begin Available data

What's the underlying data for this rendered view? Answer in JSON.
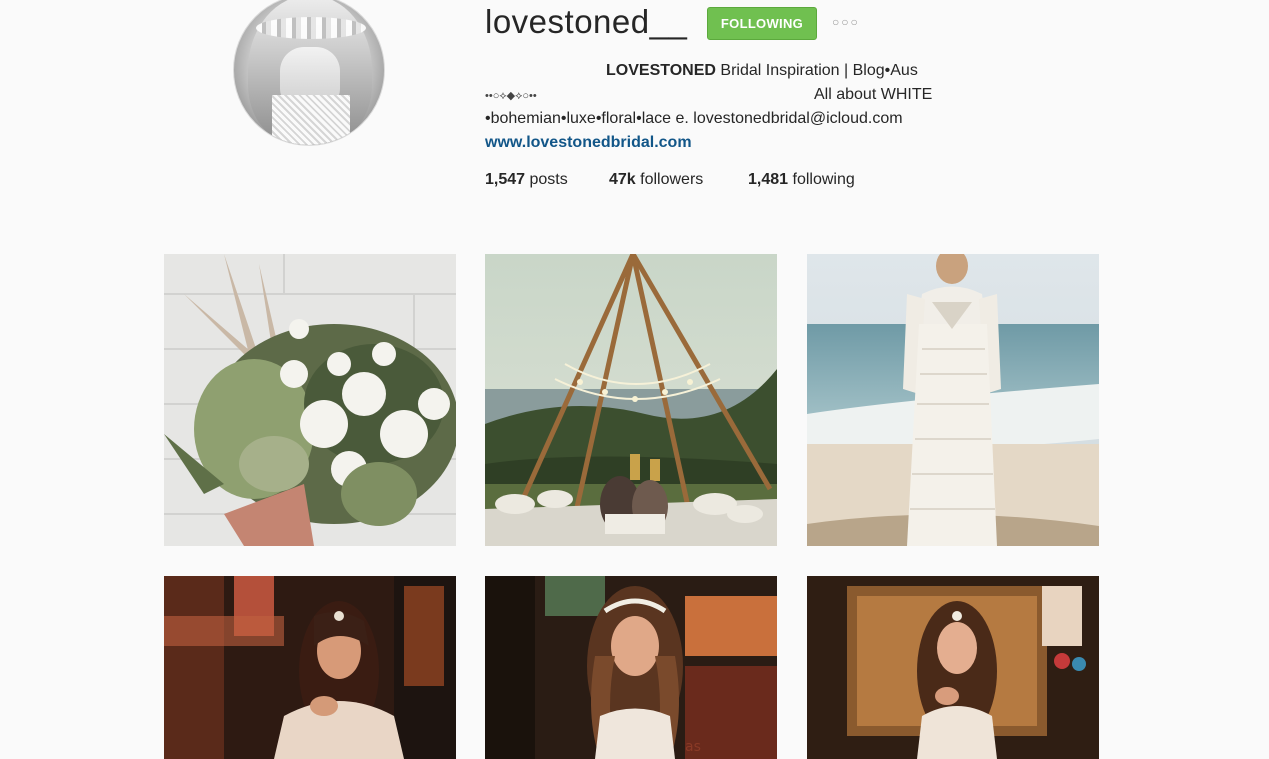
{
  "profile": {
    "username": "lovestoned__",
    "follow_button_label": "FOLLOWING",
    "more_icon": "ellipsis-icon",
    "bio_name": "LOVESTONED",
    "bio_line1_rest": " Bridal Inspiration | Blog•Aus",
    "bio_line2_ornament": "••○⟡◆⟡○••",
    "bio_line2_text": "All about WHITE",
    "bio_line3": "•bohemian•luxe•floral•lace e. lovestonedbridal@icloud.com",
    "website": "www.lovestonedbridal.com"
  },
  "stats": {
    "posts_count": "1,547",
    "posts_label": " posts",
    "followers_count": "47k",
    "followers_label": " followers",
    "following_count": "1,481",
    "following_label": " following"
  },
  "colors": {
    "follow_button": "#70c050",
    "link": "#125688",
    "background": "#fafafa"
  }
}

end Available data

— Description of the task —
Above are records to transcribe exactly; leave their pictures out.

— Solved problem —
What's the underlying data for this rendered view? Answer in JSON.
{
  "profile": {
    "username": "lovestoned__",
    "follow_button_label": "FOLLOWING",
    "more_icon": "ellipsis-icon",
    "bio_name": "LOVESTONED",
    "bio_line1_rest": " Bridal Inspiration | Blog•Aus",
    "bio_line2_ornament": "••○⟡◆⟡○••",
    "bio_line2_text": "All about WHITE",
    "bio_line3": "•bohemian•luxe•floral•lace e. lovestonedbridal@icloud.com",
    "website": "www.lovestonedbridal.com"
  },
  "stats": {
    "posts_count": "1,547",
    "posts_label": " posts",
    "followers_count": "47k",
    "followers_label": " followers",
    "following_count": "1,481",
    "following_label": " following"
  },
  "colors": {
    "follow_button": "#70c050",
    "link": "#125688",
    "background": "#fafafa"
  }
}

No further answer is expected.